▶ [SET PROBLEM]
Return the following lines exactly as they appear, without changing anything.

[start]

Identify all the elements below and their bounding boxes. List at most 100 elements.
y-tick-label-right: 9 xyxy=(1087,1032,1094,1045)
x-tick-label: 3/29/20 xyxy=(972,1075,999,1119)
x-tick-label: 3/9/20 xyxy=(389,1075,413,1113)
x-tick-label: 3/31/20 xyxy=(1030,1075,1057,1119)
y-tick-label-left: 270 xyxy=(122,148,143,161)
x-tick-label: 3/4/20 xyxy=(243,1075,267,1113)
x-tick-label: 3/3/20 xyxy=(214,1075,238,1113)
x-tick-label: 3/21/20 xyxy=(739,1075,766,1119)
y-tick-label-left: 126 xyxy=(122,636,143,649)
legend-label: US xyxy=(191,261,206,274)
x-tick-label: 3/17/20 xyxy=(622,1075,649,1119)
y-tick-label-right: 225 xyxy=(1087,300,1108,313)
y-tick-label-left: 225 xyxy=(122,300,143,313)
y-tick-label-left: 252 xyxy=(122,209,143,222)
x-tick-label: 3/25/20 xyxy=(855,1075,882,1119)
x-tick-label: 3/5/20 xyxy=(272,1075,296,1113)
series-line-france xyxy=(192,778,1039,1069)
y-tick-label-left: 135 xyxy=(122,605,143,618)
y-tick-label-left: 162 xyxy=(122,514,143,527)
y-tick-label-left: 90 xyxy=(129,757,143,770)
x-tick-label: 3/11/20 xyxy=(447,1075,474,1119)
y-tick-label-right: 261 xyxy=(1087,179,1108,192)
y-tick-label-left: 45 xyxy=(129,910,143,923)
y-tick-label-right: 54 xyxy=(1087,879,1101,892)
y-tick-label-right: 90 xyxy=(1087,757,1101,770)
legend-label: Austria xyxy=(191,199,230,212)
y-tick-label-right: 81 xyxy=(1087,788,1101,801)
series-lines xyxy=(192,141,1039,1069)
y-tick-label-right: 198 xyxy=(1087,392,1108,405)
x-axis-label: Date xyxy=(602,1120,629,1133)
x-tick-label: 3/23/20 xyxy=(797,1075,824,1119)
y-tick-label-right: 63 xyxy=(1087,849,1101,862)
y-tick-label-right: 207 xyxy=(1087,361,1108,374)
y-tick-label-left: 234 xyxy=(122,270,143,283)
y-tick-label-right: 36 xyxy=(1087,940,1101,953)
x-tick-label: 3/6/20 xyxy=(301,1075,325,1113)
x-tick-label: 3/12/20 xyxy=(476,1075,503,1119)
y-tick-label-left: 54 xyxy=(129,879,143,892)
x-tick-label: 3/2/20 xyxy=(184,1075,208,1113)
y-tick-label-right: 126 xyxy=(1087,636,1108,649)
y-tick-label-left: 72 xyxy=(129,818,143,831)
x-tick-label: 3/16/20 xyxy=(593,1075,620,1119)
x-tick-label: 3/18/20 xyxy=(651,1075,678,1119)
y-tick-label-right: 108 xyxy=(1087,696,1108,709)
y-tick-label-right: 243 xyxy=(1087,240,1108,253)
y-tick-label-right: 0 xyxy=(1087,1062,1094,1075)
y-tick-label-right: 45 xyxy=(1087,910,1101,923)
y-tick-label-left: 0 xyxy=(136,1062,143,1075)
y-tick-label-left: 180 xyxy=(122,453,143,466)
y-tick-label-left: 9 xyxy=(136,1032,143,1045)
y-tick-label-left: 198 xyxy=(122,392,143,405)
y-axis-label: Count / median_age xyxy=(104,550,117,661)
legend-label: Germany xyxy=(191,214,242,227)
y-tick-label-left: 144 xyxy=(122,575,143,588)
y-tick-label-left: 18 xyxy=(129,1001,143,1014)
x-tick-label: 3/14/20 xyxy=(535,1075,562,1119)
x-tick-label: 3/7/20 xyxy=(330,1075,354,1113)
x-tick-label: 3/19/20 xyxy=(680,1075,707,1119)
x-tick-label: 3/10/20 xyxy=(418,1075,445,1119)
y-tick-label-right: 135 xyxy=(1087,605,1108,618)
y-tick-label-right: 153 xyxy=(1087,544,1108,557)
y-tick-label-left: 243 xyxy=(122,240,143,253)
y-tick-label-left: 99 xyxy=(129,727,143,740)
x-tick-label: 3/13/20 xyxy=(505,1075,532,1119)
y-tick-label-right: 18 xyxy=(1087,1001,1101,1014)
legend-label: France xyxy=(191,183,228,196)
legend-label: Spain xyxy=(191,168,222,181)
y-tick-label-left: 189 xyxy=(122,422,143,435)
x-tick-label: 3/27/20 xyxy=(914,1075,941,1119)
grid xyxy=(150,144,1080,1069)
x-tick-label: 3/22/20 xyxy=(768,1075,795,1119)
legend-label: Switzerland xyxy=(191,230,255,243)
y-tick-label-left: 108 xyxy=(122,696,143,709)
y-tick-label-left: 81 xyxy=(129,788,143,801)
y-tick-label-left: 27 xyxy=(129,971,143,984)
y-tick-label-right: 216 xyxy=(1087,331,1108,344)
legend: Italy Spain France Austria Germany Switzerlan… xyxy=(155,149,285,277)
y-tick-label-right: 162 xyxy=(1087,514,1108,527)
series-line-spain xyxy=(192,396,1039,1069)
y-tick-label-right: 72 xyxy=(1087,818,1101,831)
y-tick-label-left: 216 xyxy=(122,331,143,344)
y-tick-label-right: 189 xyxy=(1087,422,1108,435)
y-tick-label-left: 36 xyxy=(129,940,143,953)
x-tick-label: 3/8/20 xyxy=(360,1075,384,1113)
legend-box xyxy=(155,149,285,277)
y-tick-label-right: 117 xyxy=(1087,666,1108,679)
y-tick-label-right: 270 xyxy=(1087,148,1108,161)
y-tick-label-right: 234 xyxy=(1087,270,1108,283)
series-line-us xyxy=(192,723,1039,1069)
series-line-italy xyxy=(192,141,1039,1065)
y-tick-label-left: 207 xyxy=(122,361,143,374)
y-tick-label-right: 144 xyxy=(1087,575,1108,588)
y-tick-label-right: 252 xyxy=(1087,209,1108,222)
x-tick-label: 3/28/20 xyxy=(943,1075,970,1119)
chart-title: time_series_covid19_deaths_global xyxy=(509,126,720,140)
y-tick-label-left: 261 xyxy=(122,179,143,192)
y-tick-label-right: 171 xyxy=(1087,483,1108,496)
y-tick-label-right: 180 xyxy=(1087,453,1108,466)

[end]

▶ [ANSWER IN FULL]
Identify all the elements below and their bounding boxes. List at most 100 elements.
y-tick-label-right: 9 xyxy=(1087,1032,1094,1045)
x-tick-label: 3/29/20 xyxy=(972,1075,999,1119)
x-tick-label: 3/9/20 xyxy=(389,1075,413,1113)
x-tick-label: 3/31/20 xyxy=(1030,1075,1057,1119)
y-tick-label-left: 270 xyxy=(122,148,143,161)
x-tick-label: 3/4/20 xyxy=(243,1075,267,1113)
x-tick-label: 3/3/20 xyxy=(214,1075,238,1113)
x-tick-label: 3/21/20 xyxy=(739,1075,766,1119)
y-tick-label-left: 126 xyxy=(122,636,143,649)
legend-label: US xyxy=(191,261,206,274)
x-tick-label: 3/17/20 xyxy=(622,1075,649,1119)
y-tick-label-right: 225 xyxy=(1087,300,1108,313)
y-tick-label-left: 225 xyxy=(122,300,143,313)
y-tick-label-left: 252 xyxy=(122,209,143,222)
x-tick-label: 3/25/20 xyxy=(855,1075,882,1119)
x-tick-label: 3/5/20 xyxy=(272,1075,296,1113)
series-line-france xyxy=(192,778,1039,1069)
y-tick-label-left: 135 xyxy=(122,605,143,618)
y-tick-label-left: 162 xyxy=(122,514,143,527)
y-tick-label-left: 90 xyxy=(129,757,143,770)
x-tick-label: 3/11/20 xyxy=(447,1075,474,1119)
y-tick-label-right: 261 xyxy=(1087,179,1108,192)
y-tick-label-left: 45 xyxy=(129,910,143,923)
y-tick-label-right: 54 xyxy=(1087,879,1101,892)
y-tick-label-right: 90 xyxy=(1087,757,1101,770)
legend-label: Austria xyxy=(191,199,230,212)
y-tick-label-right: 81 xyxy=(1087,788,1101,801)
series-lines xyxy=(192,141,1039,1069)
y-tick-label-right: 198 xyxy=(1087,392,1108,405)
x-axis-label: Date xyxy=(602,1120,629,1133)
x-tick-label: 3/23/20 xyxy=(797,1075,824,1119)
y-tick-label-right: 63 xyxy=(1087,849,1101,862)
y-tick-label-right: 207 xyxy=(1087,361,1108,374)
y-tick-label-left: 234 xyxy=(122,270,143,283)
y-tick-label-right: 36 xyxy=(1087,940,1101,953)
x-tick-label: 3/6/20 xyxy=(301,1075,325,1113)
x-tick-label: 3/12/20 xyxy=(476,1075,503,1119)
y-tick-label-left: 54 xyxy=(129,879,143,892)
x-tick-label: 3/2/20 xyxy=(184,1075,208,1113)
y-tick-label-right: 126 xyxy=(1087,636,1108,649)
y-tick-label-left: 72 xyxy=(129,818,143,831)
x-tick-label: 3/16/20 xyxy=(593,1075,620,1119)
x-tick-label: 3/18/20 xyxy=(651,1075,678,1119)
y-tick-label-right: 108 xyxy=(1087,696,1108,709)
y-tick-label-right: 243 xyxy=(1087,240,1108,253)
y-tick-label-right: 0 xyxy=(1087,1062,1094,1075)
y-tick-label-right: 45 xyxy=(1087,910,1101,923)
y-tick-label-left: 0 xyxy=(136,1062,143,1075)
y-tick-label-left: 180 xyxy=(122,453,143,466)
y-tick-label-left: 9 xyxy=(136,1032,143,1045)
y-tick-label-left: 198 xyxy=(122,392,143,405)
y-axis-label: Count / median_age xyxy=(104,550,117,661)
legend-label: Germany xyxy=(191,214,242,227)
y-tick-label-left: 144 xyxy=(122,575,143,588)
y-tick-label-left: 18 xyxy=(129,1001,143,1014)
x-tick-label: 3/14/20 xyxy=(535,1075,562,1119)
x-tick-label: 3/7/20 xyxy=(330,1075,354,1113)
x-tick-label: 3/19/20 xyxy=(680,1075,707,1119)
x-tick-label: 3/10/20 xyxy=(418,1075,445,1119)
y-tick-label-right: 135 xyxy=(1087,605,1108,618)
y-tick-label-right: 153 xyxy=(1087,544,1108,557)
y-tick-label-left: 243 xyxy=(122,240,143,253)
y-tick-label-left: 99 xyxy=(129,727,143,740)
x-tick-label: 3/13/20 xyxy=(505,1075,532,1119)
y-tick-label-right: 18 xyxy=(1087,1001,1101,1014)
legend-label: France xyxy=(191,183,228,196)
legend-label: Spain xyxy=(191,168,222,181)
y-tick-label-left: 189 xyxy=(122,422,143,435)
x-tick-label: 3/27/20 xyxy=(914,1075,941,1119)
grid xyxy=(150,144,1080,1069)
x-tick-label: 3/22/20 xyxy=(768,1075,795,1119)
legend-label: Switzerland xyxy=(191,230,255,243)
y-tick-label-left: 108 xyxy=(122,696,143,709)
y-tick-label-left: 81 xyxy=(129,788,143,801)
y-tick-label-left: 27 xyxy=(129,971,143,984)
y-tick-label-right: 216 xyxy=(1087,331,1108,344)
legend: Italy Spain France Austria Germany Switzerlan… xyxy=(155,149,285,277)
y-tick-label-right: 162 xyxy=(1087,514,1108,527)
series-line-spain xyxy=(192,396,1039,1069)
y-tick-label-right: 72 xyxy=(1087,818,1101,831)
y-tick-label-left: 216 xyxy=(122,331,143,344)
y-tick-label-right: 189 xyxy=(1087,422,1108,435)
y-tick-label-left: 36 xyxy=(129,940,143,953)
x-tick-label: 3/8/20 xyxy=(360,1075,384,1113)
legend-box xyxy=(155,149,285,277)
y-tick-label-right: 117 xyxy=(1087,666,1108,679)
y-tick-label-right: 270 xyxy=(1087,148,1108,161)
y-tick-label-right: 234 xyxy=(1087,270,1108,283)
series-line-us xyxy=(192,723,1039,1069)
series-line-italy xyxy=(192,141,1039,1065)
y-tick-label-left: 207 xyxy=(122,361,143,374)
y-tick-label-right: 144 xyxy=(1087,575,1108,588)
y-tick-label-right: 252 xyxy=(1087,209,1108,222)
x-tick-label: 3/28/20 xyxy=(943,1075,970,1119)
chart-title: time_series_covid19_deaths_global xyxy=(509,126,720,140)
y-tick-label-left: 261 xyxy=(122,179,143,192)
y-tick-label-right: 171 xyxy=(1087,483,1108,496)
y-tick-label-right: 180 xyxy=(1087,453,1108,466)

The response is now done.